## Instructions to follow
Check each line of the material. Copy those containing "Türkiye".

## Stored records
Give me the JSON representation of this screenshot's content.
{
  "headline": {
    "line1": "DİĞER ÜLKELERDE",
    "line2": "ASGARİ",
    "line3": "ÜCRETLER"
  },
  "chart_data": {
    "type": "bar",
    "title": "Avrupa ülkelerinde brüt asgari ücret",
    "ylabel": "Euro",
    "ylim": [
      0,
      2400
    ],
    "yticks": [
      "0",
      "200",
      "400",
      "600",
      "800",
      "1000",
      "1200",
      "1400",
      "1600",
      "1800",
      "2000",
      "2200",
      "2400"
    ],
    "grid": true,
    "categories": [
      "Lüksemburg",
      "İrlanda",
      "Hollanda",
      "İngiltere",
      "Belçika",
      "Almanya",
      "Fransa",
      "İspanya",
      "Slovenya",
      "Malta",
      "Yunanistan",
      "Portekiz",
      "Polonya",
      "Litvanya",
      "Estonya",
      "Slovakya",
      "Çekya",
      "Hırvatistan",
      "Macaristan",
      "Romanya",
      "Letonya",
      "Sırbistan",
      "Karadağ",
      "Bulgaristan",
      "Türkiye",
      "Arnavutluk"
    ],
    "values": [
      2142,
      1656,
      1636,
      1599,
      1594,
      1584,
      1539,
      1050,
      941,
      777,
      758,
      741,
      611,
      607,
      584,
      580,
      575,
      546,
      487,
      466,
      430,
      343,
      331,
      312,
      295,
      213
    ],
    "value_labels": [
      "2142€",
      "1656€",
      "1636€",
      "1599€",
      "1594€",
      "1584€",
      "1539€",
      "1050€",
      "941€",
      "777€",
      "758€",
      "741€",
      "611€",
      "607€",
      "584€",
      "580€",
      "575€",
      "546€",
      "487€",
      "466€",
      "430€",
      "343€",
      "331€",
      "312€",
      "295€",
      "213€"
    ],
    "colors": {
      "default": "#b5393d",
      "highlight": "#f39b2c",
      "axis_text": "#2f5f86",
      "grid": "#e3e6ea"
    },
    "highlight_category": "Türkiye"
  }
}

## Response to this task
      "Türkiye",
    "highlight_category": "Türkiye"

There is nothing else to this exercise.